DATASET CONTENT:
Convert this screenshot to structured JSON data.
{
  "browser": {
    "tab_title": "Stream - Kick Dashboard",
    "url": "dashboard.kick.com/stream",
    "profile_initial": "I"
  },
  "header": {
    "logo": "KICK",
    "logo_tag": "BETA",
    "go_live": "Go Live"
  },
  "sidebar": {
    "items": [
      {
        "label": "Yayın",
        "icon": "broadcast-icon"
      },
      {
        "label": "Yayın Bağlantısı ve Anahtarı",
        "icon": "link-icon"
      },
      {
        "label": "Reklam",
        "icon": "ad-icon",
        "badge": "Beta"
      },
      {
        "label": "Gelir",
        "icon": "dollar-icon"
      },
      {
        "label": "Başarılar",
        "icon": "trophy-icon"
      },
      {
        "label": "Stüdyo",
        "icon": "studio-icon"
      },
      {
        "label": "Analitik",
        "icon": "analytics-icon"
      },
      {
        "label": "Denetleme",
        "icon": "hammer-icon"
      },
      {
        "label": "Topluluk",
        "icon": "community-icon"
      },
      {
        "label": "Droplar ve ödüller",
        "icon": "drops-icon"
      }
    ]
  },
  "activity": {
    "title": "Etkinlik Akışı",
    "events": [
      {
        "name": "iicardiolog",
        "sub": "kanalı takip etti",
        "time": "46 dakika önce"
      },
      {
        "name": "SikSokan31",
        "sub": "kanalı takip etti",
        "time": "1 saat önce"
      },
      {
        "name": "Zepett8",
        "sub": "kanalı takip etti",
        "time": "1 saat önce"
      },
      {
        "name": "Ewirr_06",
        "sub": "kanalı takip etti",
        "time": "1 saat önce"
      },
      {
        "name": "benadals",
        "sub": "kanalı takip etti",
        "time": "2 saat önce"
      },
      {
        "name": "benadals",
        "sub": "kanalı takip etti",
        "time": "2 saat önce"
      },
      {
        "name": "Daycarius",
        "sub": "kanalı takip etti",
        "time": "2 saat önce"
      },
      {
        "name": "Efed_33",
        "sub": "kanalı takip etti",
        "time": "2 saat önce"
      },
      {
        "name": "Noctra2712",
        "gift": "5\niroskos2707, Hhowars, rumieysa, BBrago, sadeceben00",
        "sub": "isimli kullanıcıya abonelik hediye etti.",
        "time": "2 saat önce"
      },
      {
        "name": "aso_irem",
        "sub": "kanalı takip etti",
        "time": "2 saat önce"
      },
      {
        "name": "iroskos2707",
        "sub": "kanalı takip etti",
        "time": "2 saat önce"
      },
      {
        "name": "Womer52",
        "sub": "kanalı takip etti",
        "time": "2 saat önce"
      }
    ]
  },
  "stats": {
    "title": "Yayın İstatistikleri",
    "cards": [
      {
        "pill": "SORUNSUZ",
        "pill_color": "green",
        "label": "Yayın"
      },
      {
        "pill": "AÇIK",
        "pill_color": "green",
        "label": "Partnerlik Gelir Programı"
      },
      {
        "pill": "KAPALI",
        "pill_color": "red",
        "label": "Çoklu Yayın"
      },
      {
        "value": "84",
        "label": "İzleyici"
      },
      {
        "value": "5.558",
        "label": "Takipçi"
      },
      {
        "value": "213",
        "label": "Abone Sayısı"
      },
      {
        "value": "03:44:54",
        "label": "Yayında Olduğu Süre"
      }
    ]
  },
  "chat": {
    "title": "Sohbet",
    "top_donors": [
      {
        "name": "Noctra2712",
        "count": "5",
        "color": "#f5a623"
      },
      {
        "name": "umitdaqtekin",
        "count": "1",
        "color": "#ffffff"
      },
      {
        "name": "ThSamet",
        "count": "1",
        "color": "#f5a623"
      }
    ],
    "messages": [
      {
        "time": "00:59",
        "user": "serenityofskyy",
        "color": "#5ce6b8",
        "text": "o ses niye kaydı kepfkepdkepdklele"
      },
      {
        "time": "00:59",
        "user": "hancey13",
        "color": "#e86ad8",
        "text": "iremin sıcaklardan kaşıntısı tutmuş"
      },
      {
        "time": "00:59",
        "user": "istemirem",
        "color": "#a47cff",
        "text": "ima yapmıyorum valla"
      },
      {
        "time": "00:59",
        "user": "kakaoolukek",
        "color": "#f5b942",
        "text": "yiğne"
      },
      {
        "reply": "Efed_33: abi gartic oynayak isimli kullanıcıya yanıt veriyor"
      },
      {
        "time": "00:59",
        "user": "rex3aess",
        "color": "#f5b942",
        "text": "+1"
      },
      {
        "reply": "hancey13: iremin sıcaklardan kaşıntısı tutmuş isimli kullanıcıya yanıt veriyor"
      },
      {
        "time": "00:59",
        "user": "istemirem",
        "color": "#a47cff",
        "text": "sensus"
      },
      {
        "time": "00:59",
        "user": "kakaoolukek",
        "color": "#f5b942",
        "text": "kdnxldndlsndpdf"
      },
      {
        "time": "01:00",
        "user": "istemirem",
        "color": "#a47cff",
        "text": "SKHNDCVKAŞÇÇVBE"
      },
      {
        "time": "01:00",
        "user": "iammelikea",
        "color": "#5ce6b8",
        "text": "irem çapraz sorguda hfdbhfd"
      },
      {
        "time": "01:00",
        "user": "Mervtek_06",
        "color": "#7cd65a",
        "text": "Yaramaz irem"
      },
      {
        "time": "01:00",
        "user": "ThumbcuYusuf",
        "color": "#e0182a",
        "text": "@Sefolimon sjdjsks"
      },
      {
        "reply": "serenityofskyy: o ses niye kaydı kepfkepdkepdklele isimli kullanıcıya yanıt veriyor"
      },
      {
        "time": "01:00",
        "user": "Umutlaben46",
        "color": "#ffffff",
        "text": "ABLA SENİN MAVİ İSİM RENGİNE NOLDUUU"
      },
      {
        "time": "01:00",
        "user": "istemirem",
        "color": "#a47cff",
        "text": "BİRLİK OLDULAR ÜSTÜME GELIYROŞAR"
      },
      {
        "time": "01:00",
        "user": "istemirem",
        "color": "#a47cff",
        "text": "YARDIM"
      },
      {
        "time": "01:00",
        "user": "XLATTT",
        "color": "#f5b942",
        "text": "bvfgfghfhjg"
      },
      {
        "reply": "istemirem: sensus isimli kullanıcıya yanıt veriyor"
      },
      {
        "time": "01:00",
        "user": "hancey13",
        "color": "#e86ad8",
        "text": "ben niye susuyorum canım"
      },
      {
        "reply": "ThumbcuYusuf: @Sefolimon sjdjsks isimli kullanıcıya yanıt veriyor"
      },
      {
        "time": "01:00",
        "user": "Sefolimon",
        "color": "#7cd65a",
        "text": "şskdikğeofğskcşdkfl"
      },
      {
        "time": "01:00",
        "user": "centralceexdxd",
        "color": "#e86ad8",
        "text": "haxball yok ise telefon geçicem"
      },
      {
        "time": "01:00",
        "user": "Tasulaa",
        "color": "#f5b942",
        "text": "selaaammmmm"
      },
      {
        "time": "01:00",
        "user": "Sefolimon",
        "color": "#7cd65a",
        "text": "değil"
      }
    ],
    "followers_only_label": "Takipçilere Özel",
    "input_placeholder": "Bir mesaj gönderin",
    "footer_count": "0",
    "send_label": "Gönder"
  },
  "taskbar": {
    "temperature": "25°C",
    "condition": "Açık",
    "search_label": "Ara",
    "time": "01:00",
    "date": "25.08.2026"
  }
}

SET EXERCISE:
Write out all the lines again, exactly as they are.

ANSWER TO THIS EXERCISE:
Convert this screenshot to structured JSON data.
{
  "browser": {
    "tab_title": "Stream - Kick Dashboard",
    "url": "dashboard.kick.com/stream",
    "profile_initial": "I"
  },
  "header": {
    "logo": "KICK",
    "logo_tag": "BETA",
    "go_live": "Go Live"
  },
  "sidebar": {
    "items": [
      {
        "label": "Yayın",
        "icon": "broadcast-icon"
      },
      {
        "label": "Yayın Bağlantısı ve Anahtarı",
        "icon": "link-icon"
      },
      {
        "label": "Reklam",
        "icon": "ad-icon",
        "badge": "Beta"
      },
      {
        "label": "Gelir",
        "icon": "dollar-icon"
      },
      {
        "label": "Başarılar",
        "icon": "trophy-icon"
      },
      {
        "label": "Stüdyo",
        "icon": "studio-icon"
      },
      {
        "label": "Analitik",
        "icon": "analytics-icon"
      },
      {
        "label": "Denetleme",
        "icon": "hammer-icon"
      },
      {
        "label": "Topluluk",
        "icon": "community-icon"
      },
      {
        "label": "Droplar ve ödüller",
        "icon": "drops-icon"
      }
    ]
  },
  "activity": {
    "title": "Etkinlik Akışı",
    "events": [
      {
        "name": "iicardiolog",
        "sub": "kanalı takip etti",
        "time": "46 dakika önce"
      },
      {
        "name": "SikSokan31",
        "sub": "kanalı takip etti",
        "time": "1 saat önce"
      },
      {
        "name": "Zepett8",
        "sub": "kanalı takip etti",
        "time": "1 saat önce"
      },
      {
        "name": "Ewirr_06",
        "sub": "kanalı takip etti",
        "time": "1 saat önce"
      },
      {
        "name": "benadals",
        "sub": "kanalı takip etti",
        "time": "2 saat önce"
      },
      {
        "name": "benadals",
        "sub": "kanalı takip etti",
        "time": "2 saat önce"
      },
      {
        "name": "Daycarius",
        "sub": "kanalı takip etti",
        "time": "2 saat önce"
      },
      {
        "name": "Efed_33",
        "sub": "kanalı takip etti",
        "time": "2 saat önce"
      },
      {
        "name": "Noctra2712",
        "gift": "5\niroskos2707, Hhowars, rumieysa, BBrago, sadeceben00",
        "sub": "isimli kullanıcıya abonelik hediye etti.",
        "time": "2 saat önce"
      },
      {
        "name": "aso_irem",
        "sub": "kanalı takip etti",
        "time": "2 saat önce"
      },
      {
        "name": "iroskos2707",
        "sub": "kanalı takip etti",
        "time": "2 saat önce"
      },
      {
        "name": "Womer52",
        "sub": "kanalı takip etti",
        "time": "2 saat önce"
      }
    ]
  },
  "stats": {
    "title": "Yayın İstatistikleri",
    "cards": [
      {
        "pill": "SORUNSUZ",
        "pill_color": "green",
        "label": "Yayın"
      },
      {
        "pill": "AÇIK",
        "pill_color": "green",
        "label": "Partnerlik Gelir Programı"
      },
      {
        "pill": "KAPALI",
        "pill_color": "red",
        "label": "Çoklu Yayın"
      },
      {
        "value": "84",
        "label": "İzleyici"
      },
      {
        "value": "5.558",
        "label": "Takipçi"
      },
      {
        "value": "213",
        "label": "Abone Sayısı"
      },
      {
        "value": "03:44:54",
        "label": "Yayında Olduğu Süre"
      }
    ]
  },
  "chat": {
    "title": "Sohbet",
    "top_donors": [
      {
        "name": "Noctra2712",
        "count": "5",
        "color": "#f5a623"
      },
      {
        "name": "umitdaqtekin",
        "count": "1",
        "color": "#ffffff"
      },
      {
        "name": "ThSamet",
        "count": "1",
        "color": "#f5a623"
      }
    ],
    "messages": [
      {
        "time": "00:59",
        "user": "serenityofskyy",
        "color": "#5ce6b8",
        "text": "o ses niye kaydı kepfkepdkepdklele"
      },
      {
        "time": "00:59",
        "user": "hancey13",
        "color": "#e86ad8",
        "text": "iremin sıcaklardan kaşıntısı tutmuş"
      },
      {
        "time": "00:59",
        "user": "istemirem",
        "color": "#a47cff",
        "text": "ima yapmıyorum valla"
      },
      {
        "time": "00:59",
        "user": "kakaoolukek",
        "color": "#f5b942",
        "text": "yiğne"
      },
      {
        "reply": "Efed_33: abi gartic oynayak isimli kullanıcıya yanıt veriyor"
      },
      {
        "time": "00:59",
        "user": "rex3aess",
        "color": "#f5b942",
        "text": "+1"
      },
      {
        "reply": "hancey13: iremin sıcaklardan kaşıntısı tutmuş isimli kullanıcıya yanıt veriyor"
      },
      {
        "time": "00:59",
        "user": "istemirem",
        "color": "#a47cff",
        "text": "sensus"
      },
      {
        "time": "00:59",
        "user": "kakaoolukek",
        "color": "#f5b942",
        "text": "kdnxldndlsndpdf"
      },
      {
        "time": "01:00",
        "user": "istemirem",
        "color": "#a47cff",
        "text": "SKHNDCVKAŞÇÇVBE"
      },
      {
        "time": "01:00",
        "user": "iammelikea",
        "color": "#5ce6b8",
        "text": "irem çapraz sorguda hfdbhfd"
      },
      {
        "time": "01:00",
        "user": "Mervtek_06",
        "color": "#7cd65a",
        "text": "Yaramaz irem"
      },
      {
        "time": "01:00",
        "user": "ThumbcuYusuf",
        "color": "#e0182a",
        "text": "@Sefolimon sjdjsks"
      },
      {
        "reply": "serenityofskyy: o ses niye kaydı kepfkepdkepdklele isimli kullanıcıya yanıt veriyor"
      },
      {
        "time": "01:00",
        "user": "Umutlaben46",
        "color": "#ffffff",
        "text": "ABLA SENİN MAVİ İSİM RENGİNE NOLDUUU"
      },
      {
        "time": "01:00",
        "user": "istemirem",
        "color": "#a47cff",
        "text": "BİRLİK OLDULAR ÜSTÜME GELIYROŞAR"
      },
      {
        "time": "01:00",
        "user": "istemirem",
        "color": "#a47cff",
        "text": "YARDIM"
      },
      {
        "time": "01:00",
        "user": "XLATTT",
        "color": "#f5b942",
        "text": "bvfgfghfhjg"
      },
      {
        "reply": "istemirem: sensus isimli kullanıcıya yanıt veriyor"
      },
      {
        "time": "01:00",
        "user": "hancey13",
        "color": "#e86ad8",
        "text": "ben niye susuyorum canım"
      },
      {
        "reply": "ThumbcuYusuf: @Sefolimon sjdjsks isimli kullanıcıya yanıt veriyor"
      },
      {
        "time": "01:00",
        "user": "Sefolimon",
        "color": "#7cd65a",
        "text": "şskdikğeofğskcşdkfl"
      },
      {
        "time": "01:00",
        "user": "centralceexdxd",
        "color": "#e86ad8",
        "text": "haxball yok ise telefon geçicem"
      },
      {
        "time": "01:00",
        "user": "Tasulaa",
        "color": "#f5b942",
        "text": "selaaammmmm"
      },
      {
        "time": "01:00",
        "user": "Sefolimon",
        "color": "#7cd65a",
        "text": "değil"
      }
    ],
    "followers_only_label": "Takipçilere Özel",
    "input_placeholder": "Bir mesaj gönderin",
    "footer_count": "0",
    "send_label": "Gönder"
  },
  "taskbar": {
    "temperature": "25°C",
    "condition": "Açık",
    "search_label": "Ara",
    "time": "01:00",
    "date": "25.08.2026"
  }
}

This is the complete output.